> **Given problem**: Records follow. Pull out every line that contains "bort".

> **Exercise data**:
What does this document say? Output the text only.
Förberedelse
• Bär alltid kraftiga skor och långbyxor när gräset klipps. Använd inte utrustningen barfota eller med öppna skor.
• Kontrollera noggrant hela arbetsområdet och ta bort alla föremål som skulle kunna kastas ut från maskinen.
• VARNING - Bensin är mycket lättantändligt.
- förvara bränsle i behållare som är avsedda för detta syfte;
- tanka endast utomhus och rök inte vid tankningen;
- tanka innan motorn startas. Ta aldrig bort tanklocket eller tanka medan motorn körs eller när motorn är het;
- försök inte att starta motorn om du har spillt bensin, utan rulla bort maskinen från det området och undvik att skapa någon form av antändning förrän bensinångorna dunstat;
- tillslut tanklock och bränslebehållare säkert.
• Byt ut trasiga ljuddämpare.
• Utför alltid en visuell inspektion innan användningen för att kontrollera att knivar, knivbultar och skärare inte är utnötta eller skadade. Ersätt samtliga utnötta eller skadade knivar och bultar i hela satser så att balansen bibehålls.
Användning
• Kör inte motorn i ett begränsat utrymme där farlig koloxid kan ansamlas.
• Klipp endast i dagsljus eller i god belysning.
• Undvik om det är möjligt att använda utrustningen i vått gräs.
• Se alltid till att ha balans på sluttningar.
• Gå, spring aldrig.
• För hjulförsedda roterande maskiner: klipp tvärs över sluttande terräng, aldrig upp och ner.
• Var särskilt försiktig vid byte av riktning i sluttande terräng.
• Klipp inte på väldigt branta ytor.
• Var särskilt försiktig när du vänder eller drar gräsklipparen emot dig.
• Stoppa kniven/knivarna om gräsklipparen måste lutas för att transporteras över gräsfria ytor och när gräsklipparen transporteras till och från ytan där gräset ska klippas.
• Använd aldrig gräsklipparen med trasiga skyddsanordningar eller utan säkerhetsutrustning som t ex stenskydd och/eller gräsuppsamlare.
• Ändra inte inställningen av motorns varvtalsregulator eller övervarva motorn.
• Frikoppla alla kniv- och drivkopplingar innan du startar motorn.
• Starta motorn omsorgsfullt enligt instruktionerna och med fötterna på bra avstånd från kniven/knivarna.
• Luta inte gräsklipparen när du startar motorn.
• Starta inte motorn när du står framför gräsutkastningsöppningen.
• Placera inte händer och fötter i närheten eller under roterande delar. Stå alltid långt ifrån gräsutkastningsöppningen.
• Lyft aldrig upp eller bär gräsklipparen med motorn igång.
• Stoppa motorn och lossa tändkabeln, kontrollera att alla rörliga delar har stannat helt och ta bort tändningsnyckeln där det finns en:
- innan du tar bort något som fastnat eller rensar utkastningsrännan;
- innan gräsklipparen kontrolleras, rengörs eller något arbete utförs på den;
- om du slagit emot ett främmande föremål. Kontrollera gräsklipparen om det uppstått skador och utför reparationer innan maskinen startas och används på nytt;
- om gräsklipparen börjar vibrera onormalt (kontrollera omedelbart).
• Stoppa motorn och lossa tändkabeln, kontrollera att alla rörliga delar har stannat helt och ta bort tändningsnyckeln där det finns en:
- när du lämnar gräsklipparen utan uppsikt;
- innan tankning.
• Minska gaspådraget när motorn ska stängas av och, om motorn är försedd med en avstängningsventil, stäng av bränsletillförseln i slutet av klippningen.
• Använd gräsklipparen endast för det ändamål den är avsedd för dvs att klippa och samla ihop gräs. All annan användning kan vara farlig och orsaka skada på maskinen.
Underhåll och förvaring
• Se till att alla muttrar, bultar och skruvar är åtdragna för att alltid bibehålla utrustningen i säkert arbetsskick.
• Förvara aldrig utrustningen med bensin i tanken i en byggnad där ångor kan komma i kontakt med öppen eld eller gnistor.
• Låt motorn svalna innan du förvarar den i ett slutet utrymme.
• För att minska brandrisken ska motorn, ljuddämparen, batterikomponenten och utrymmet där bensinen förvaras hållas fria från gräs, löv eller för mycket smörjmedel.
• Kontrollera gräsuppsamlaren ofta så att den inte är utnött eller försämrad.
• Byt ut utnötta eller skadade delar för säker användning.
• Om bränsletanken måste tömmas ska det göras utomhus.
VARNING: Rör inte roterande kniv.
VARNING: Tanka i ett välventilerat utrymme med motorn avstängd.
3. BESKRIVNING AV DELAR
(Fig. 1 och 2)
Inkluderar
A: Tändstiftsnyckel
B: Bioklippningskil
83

> **Reply to the task**:
• Kontrollera noggrant hela arbetsområdet och ta bort alla föremål som skulle kunna kastas ut från maskinen.
- tanka innan motorn startas. Ta aldrig bort tanklocket eller tanka medan motorn körs eller när motorn är het;
- försök inte att starta motorn om du har spillt bensin, utan rulla bort maskinen från det området och undvik att skapa någon form av antändning förrän bensinångorna dunstat;
• Stoppa motorn och lossa tändkabeln, kontrollera att alla rörliga delar har stannat helt och ta bort tändningsnyckeln där det finns en:
- innan du tar bort något som fastnat eller rensar utkastningsrännan;
• Stoppa motorn och lossa tändkabeln, kontrollera att alla rörliga delar har stannat helt och ta bort tändningsnyckeln där det finns en:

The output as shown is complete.